Stored rows →
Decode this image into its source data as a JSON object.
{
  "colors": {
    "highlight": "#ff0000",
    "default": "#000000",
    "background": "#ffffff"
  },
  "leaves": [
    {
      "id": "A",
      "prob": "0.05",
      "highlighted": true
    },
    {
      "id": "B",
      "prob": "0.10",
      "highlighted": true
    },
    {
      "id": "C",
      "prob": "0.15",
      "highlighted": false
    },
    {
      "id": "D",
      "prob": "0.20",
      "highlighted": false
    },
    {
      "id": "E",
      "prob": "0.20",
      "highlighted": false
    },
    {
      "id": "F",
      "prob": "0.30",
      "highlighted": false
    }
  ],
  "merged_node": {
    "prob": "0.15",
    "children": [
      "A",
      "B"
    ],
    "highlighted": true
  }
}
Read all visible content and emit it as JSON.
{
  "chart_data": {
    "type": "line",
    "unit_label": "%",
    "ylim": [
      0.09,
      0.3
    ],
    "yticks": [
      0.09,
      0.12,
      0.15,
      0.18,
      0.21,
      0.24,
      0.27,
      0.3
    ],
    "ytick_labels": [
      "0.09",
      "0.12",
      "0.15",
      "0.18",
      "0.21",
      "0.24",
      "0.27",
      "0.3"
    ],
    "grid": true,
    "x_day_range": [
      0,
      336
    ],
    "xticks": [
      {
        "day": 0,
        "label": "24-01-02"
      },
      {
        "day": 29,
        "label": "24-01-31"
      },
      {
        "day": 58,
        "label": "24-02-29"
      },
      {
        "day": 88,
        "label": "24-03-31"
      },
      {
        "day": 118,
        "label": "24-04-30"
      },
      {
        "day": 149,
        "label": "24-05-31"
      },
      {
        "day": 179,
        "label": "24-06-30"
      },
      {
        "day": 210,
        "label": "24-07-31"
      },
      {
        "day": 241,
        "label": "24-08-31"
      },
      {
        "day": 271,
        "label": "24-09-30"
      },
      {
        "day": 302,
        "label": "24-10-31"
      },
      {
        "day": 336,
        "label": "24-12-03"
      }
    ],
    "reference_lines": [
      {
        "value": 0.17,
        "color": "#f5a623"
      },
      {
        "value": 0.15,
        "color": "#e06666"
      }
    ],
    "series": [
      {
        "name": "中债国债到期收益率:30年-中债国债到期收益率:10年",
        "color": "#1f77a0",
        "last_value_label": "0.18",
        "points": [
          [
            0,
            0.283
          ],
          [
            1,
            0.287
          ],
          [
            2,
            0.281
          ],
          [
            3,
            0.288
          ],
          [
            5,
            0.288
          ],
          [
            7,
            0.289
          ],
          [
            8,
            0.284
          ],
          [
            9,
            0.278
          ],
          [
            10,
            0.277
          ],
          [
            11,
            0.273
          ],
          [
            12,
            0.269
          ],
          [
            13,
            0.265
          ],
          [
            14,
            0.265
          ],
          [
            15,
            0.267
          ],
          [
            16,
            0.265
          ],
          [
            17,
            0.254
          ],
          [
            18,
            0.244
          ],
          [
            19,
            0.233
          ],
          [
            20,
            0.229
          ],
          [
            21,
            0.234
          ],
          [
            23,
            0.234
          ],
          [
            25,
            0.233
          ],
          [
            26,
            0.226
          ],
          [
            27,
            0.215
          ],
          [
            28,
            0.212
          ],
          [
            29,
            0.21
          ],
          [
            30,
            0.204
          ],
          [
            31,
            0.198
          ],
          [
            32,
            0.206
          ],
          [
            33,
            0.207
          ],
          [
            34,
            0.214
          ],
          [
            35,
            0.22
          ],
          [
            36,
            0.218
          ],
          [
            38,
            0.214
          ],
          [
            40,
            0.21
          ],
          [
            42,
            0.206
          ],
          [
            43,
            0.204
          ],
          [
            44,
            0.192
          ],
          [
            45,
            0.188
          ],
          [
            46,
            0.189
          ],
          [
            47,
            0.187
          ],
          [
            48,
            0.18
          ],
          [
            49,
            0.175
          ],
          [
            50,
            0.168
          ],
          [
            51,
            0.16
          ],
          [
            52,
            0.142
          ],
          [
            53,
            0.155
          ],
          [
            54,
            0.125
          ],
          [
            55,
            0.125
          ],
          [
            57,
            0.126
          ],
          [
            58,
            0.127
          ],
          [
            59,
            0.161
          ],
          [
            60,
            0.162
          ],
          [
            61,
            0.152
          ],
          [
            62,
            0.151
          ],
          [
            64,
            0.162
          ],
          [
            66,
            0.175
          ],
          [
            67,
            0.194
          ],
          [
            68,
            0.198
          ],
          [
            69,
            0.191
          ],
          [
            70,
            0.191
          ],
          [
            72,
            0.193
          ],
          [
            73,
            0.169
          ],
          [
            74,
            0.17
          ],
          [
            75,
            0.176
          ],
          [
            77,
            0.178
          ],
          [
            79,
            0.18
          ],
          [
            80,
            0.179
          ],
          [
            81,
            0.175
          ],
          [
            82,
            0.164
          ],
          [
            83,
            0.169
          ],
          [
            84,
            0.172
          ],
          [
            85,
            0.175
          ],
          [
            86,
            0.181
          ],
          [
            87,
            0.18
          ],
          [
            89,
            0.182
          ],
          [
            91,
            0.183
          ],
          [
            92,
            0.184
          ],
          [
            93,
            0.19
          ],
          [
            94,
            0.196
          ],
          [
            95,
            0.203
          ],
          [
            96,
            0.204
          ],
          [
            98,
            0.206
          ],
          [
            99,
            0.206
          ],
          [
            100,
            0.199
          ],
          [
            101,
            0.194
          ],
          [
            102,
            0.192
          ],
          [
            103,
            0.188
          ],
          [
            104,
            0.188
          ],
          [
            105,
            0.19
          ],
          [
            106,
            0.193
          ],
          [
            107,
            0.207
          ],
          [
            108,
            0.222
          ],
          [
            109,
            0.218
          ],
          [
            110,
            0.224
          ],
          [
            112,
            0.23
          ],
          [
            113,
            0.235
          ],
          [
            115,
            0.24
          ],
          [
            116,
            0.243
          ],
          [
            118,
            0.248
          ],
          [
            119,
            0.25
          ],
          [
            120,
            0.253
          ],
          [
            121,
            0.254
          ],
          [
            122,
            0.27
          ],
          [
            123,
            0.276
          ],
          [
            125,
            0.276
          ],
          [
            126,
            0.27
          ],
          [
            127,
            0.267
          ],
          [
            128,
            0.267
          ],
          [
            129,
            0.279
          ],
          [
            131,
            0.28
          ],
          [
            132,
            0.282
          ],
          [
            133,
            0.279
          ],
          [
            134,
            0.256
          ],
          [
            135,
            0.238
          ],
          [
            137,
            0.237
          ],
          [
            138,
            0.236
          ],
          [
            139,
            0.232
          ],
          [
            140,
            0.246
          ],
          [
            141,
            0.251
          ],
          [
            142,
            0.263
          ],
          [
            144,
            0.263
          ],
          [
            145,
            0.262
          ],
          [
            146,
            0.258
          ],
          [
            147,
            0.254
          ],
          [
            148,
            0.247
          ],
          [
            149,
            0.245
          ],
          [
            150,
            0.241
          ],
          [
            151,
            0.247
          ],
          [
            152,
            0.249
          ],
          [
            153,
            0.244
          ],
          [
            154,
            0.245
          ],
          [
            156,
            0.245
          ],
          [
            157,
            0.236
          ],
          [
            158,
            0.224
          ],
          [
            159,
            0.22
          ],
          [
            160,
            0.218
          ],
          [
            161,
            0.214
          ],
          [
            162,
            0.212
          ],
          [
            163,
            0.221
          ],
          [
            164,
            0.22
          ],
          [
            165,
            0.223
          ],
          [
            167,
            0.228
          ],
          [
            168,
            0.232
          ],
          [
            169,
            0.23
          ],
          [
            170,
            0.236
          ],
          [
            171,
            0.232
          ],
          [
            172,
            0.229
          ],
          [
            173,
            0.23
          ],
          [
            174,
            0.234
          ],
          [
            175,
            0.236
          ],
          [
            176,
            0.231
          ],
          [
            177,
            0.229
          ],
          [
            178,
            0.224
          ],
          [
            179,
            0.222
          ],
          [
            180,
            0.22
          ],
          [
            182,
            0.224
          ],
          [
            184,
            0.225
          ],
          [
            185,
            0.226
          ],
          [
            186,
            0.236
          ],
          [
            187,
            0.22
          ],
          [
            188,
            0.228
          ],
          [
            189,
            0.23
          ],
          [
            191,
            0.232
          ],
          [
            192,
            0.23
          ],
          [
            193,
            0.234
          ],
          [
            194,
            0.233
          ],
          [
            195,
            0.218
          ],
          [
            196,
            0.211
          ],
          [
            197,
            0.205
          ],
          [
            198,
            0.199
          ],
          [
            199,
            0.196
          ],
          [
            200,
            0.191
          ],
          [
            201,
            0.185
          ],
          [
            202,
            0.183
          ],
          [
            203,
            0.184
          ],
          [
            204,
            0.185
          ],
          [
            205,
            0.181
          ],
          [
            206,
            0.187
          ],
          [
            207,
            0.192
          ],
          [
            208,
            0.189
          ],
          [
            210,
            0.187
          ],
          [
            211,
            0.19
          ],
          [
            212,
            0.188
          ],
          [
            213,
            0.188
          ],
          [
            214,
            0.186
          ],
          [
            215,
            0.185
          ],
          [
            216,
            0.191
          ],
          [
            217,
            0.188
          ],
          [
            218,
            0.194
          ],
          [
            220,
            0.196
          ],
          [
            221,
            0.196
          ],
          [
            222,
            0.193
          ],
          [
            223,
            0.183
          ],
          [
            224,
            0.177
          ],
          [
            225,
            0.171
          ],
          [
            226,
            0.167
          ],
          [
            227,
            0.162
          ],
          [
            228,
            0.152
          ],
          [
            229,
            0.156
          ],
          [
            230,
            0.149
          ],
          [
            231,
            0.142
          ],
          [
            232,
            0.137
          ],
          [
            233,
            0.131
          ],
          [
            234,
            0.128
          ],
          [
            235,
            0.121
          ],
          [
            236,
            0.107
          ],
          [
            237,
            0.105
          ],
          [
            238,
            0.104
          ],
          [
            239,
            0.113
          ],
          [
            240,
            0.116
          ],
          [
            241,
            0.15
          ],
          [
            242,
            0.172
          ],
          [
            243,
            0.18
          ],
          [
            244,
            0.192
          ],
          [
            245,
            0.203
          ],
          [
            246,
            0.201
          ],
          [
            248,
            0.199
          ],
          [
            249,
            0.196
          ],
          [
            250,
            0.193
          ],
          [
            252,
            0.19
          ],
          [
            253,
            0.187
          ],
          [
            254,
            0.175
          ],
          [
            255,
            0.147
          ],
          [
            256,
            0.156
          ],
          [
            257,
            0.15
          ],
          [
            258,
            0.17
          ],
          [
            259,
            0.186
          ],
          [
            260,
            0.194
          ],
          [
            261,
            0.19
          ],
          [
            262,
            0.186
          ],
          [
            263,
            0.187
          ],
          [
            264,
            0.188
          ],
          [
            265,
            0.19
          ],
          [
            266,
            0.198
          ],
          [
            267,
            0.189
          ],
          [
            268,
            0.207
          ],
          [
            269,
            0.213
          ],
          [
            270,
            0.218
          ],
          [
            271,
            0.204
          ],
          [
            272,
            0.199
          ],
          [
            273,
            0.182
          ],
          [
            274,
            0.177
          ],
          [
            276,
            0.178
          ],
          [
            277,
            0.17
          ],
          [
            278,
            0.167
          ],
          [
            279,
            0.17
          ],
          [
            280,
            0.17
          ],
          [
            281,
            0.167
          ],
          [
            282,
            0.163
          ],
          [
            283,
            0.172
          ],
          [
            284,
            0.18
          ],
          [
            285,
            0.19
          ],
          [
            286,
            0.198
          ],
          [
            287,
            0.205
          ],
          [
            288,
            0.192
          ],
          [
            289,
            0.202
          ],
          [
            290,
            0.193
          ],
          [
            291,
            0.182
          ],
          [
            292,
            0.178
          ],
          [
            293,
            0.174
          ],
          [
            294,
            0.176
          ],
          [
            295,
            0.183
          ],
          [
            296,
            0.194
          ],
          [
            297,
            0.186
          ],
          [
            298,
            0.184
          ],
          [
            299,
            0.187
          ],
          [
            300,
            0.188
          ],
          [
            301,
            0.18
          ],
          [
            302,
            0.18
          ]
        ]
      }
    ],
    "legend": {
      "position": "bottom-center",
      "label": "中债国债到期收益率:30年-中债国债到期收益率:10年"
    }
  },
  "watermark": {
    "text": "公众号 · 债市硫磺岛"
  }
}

Exercise goal → Show each line of the listing that holds the string "prob".

Correct output →
      "prob": "0.05",
      "prob": "0.10",
      "prob": "0.15",
      "prob": "0.20",
      "prob": "0.20",
      "prob": "0.30",
    "prob": "0.15",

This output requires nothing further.